RECORDS TO PROCESS =
━━━━━━━━
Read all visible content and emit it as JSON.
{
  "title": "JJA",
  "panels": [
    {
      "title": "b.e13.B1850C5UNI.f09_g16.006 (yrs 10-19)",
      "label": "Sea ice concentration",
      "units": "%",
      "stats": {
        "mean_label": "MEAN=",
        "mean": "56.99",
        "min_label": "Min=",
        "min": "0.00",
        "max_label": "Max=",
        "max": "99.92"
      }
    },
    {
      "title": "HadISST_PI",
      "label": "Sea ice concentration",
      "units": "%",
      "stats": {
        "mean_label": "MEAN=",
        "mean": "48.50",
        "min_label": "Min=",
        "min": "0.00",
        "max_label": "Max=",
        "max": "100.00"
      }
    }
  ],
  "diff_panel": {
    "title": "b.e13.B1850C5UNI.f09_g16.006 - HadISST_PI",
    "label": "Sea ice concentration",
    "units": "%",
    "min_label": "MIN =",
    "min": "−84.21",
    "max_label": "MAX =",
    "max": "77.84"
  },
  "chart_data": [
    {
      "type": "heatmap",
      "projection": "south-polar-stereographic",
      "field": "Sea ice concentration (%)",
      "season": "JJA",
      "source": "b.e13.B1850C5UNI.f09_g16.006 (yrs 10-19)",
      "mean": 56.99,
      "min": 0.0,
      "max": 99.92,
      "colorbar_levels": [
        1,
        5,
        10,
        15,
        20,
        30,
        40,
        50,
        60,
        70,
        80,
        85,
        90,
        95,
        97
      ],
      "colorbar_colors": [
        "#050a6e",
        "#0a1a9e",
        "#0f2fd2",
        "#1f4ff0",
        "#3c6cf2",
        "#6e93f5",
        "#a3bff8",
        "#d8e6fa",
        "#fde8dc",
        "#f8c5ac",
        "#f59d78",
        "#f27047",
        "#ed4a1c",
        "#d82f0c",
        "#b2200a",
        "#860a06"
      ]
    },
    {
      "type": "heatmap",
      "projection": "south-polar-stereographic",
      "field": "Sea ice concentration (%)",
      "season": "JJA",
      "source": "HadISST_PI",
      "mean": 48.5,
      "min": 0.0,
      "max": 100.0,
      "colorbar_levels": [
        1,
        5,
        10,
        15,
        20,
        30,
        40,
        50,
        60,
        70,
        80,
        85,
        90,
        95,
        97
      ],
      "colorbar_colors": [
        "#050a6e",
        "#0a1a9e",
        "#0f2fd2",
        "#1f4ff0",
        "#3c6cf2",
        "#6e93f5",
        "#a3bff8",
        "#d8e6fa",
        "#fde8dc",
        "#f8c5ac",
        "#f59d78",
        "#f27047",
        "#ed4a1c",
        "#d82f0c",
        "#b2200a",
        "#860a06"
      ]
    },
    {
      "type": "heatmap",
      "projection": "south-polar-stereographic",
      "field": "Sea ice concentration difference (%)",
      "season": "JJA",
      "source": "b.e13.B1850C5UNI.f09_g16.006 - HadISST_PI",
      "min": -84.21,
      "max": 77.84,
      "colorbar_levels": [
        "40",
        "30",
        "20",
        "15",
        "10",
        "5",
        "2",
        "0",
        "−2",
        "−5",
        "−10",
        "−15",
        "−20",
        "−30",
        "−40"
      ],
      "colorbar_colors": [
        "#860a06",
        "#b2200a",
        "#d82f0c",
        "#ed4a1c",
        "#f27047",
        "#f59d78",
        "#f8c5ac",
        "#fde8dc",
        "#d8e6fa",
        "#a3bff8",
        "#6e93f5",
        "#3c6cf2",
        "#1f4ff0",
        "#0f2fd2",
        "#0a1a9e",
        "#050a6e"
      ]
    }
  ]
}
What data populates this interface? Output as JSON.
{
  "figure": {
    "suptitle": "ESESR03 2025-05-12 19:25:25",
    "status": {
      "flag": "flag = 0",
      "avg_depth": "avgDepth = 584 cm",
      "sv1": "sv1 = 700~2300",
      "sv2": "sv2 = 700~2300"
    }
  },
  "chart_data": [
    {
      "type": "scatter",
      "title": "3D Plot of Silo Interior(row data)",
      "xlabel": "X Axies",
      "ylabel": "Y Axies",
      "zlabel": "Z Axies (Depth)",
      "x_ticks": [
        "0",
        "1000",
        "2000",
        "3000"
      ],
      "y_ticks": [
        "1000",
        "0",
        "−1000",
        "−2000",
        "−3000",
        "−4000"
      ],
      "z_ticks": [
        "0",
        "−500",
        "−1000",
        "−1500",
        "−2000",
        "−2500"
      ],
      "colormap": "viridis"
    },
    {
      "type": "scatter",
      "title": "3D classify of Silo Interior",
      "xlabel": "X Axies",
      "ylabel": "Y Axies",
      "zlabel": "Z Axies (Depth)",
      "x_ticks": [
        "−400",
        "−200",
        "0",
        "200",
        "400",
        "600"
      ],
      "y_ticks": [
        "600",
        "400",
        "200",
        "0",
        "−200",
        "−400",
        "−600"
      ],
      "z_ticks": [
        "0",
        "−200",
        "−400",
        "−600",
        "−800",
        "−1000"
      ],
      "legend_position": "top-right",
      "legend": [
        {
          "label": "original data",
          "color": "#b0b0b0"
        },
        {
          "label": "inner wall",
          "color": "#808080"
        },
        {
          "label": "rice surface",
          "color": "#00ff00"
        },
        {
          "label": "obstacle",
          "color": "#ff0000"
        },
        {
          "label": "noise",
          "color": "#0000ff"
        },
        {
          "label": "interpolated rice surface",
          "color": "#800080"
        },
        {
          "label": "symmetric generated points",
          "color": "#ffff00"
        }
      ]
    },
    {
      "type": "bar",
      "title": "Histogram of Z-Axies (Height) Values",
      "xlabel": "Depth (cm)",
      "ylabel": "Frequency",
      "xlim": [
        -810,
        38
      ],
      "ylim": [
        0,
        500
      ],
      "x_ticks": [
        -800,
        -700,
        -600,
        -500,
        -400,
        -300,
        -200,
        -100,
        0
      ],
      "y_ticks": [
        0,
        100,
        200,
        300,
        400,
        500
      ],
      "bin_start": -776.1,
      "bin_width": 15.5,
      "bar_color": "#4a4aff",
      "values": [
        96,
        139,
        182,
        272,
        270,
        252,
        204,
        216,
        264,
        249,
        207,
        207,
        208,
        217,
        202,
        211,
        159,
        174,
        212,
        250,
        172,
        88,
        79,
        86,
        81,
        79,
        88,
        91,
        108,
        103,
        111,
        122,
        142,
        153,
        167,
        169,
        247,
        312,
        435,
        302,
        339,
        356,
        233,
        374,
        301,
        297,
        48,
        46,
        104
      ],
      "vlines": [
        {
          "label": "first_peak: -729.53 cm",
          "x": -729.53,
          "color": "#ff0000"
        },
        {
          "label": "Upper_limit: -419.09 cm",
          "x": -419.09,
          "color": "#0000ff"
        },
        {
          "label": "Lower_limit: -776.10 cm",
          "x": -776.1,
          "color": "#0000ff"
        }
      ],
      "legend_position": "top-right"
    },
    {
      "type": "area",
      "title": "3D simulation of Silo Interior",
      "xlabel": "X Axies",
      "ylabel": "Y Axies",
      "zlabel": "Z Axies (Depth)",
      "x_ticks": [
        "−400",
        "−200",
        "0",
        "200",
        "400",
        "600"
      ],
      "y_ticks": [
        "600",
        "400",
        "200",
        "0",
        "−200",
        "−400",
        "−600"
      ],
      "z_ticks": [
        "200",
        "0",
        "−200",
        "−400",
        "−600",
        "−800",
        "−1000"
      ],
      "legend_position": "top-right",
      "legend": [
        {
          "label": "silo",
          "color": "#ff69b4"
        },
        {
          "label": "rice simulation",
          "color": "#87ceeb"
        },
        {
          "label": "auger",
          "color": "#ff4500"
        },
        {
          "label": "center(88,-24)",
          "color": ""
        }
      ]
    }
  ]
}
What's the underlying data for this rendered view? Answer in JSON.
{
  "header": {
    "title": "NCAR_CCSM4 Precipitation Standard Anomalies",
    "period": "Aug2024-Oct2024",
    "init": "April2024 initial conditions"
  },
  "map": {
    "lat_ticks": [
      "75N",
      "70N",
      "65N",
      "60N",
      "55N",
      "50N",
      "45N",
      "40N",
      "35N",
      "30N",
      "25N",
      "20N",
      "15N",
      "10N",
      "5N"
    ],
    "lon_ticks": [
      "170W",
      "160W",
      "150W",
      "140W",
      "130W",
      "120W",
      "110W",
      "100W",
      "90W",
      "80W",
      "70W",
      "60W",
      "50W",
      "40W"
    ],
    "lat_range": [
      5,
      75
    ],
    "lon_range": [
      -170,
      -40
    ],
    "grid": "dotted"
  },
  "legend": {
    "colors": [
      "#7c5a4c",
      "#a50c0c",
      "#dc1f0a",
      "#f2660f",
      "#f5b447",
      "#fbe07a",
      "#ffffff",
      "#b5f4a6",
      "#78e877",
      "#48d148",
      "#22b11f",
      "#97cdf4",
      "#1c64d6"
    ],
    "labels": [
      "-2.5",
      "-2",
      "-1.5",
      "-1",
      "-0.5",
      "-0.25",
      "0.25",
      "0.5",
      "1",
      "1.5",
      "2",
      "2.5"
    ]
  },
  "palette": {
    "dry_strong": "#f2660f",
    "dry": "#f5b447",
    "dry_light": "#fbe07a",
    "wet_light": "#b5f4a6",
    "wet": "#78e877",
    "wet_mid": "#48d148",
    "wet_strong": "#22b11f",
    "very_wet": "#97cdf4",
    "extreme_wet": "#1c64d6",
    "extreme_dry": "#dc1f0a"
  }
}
━━━━━━━━
WHAT IS ASKED = Tell how many lines of the data include the word "Interior", and nothing else.

COMPLETE OUTPUT = 3